◆ What the task requires
Where a line of the material contains the string "document", copy that line.

◆ Records provided
——————
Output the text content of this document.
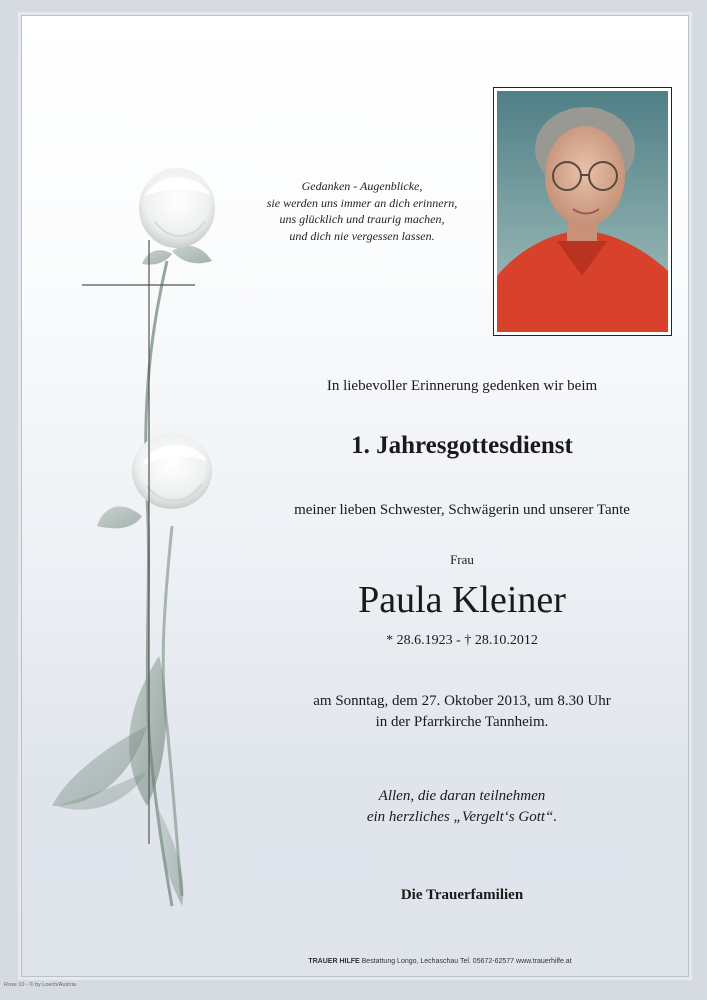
Gedanken - Augenblicke,
sie werden uns immer an dich erinnern,
uns glücklich und traurig machen,
und dich nie vergessen lassen.
In liebevoller Erinnerung gedenken wir beim
1. Jahresgottesdienst
meiner lieben Schwester, Schwägerin und unserer Tante
Frau
Paula Kleiner
* 28.6.1923 - † 28.10.2012
am Sonntag, dem 27. Oktober 2013, um 8.30 Uhr
in der Pfarrkirche Tannheim.
Allen, die daran teilnehmen
ein herzliches „Vergelt‘s Gott“.
Die Trauerfamilien
TRAUER HILFE Bestattung Longo, Lechaschau Tel. 05672-62577 www.trauerhilfe.at
Rose 10 - © by Loech/Austria
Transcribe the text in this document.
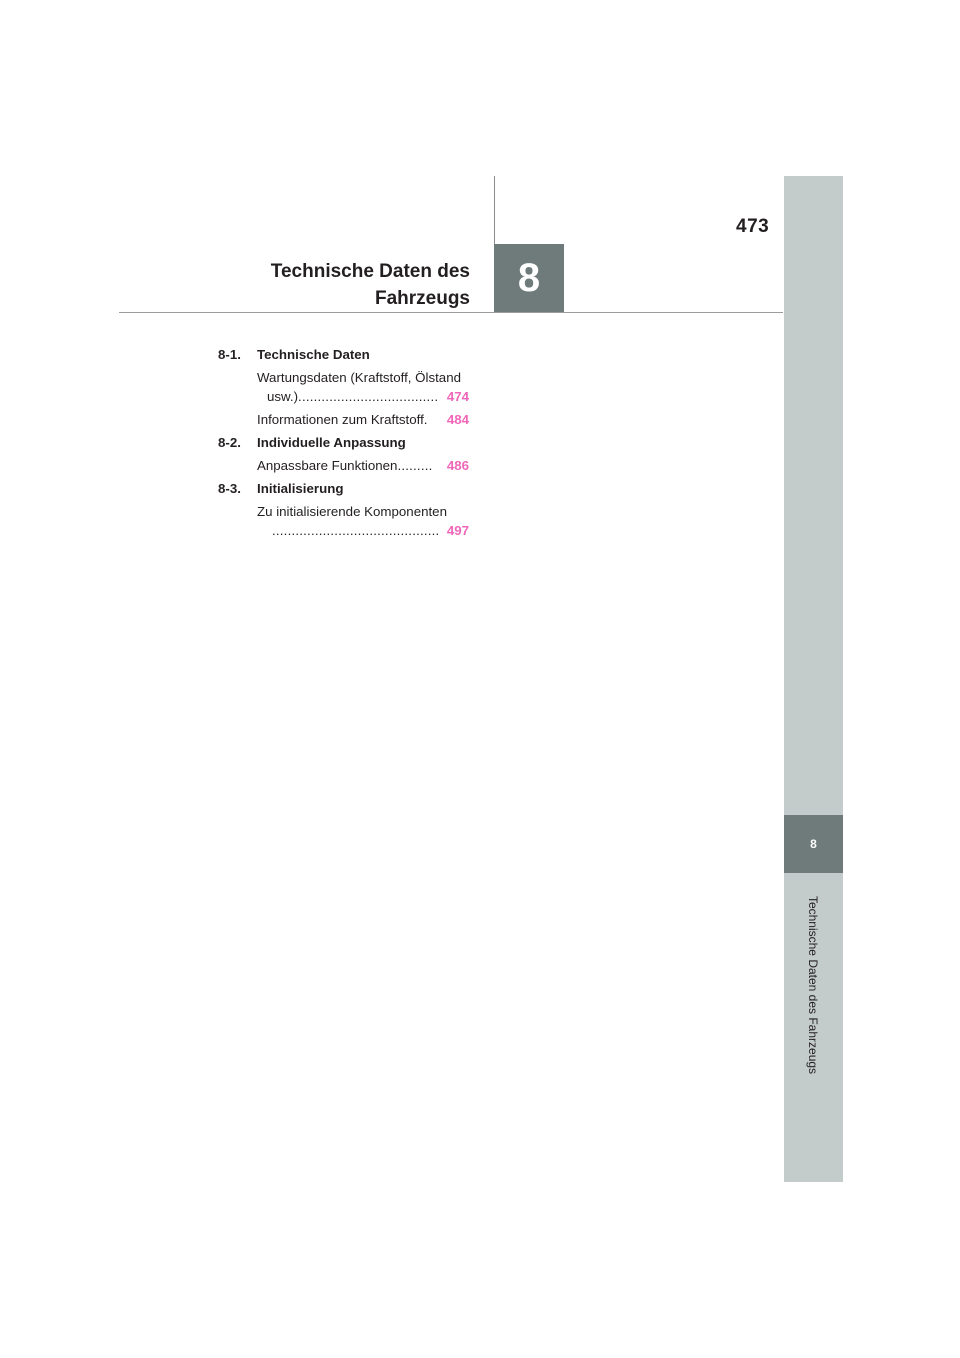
473
Technische Daten des
Fahrzeugs	8
8
Technische Daten des Fahrzeugs
8-1. Technische Daten
Wartungsdaten (Kraftstoff, Ölstand
usw.) .................................... 474
Informationen zum Kraftstoff .	484
8-2. Individuelle Anpassung
Anpassbare Funktionen .........	486
8-3. Initialisierung
Zu initialisierende Komponenten
........................................... 497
——————
◆ Complete answer
Output the text content of this document.
Transcribe the text in this document.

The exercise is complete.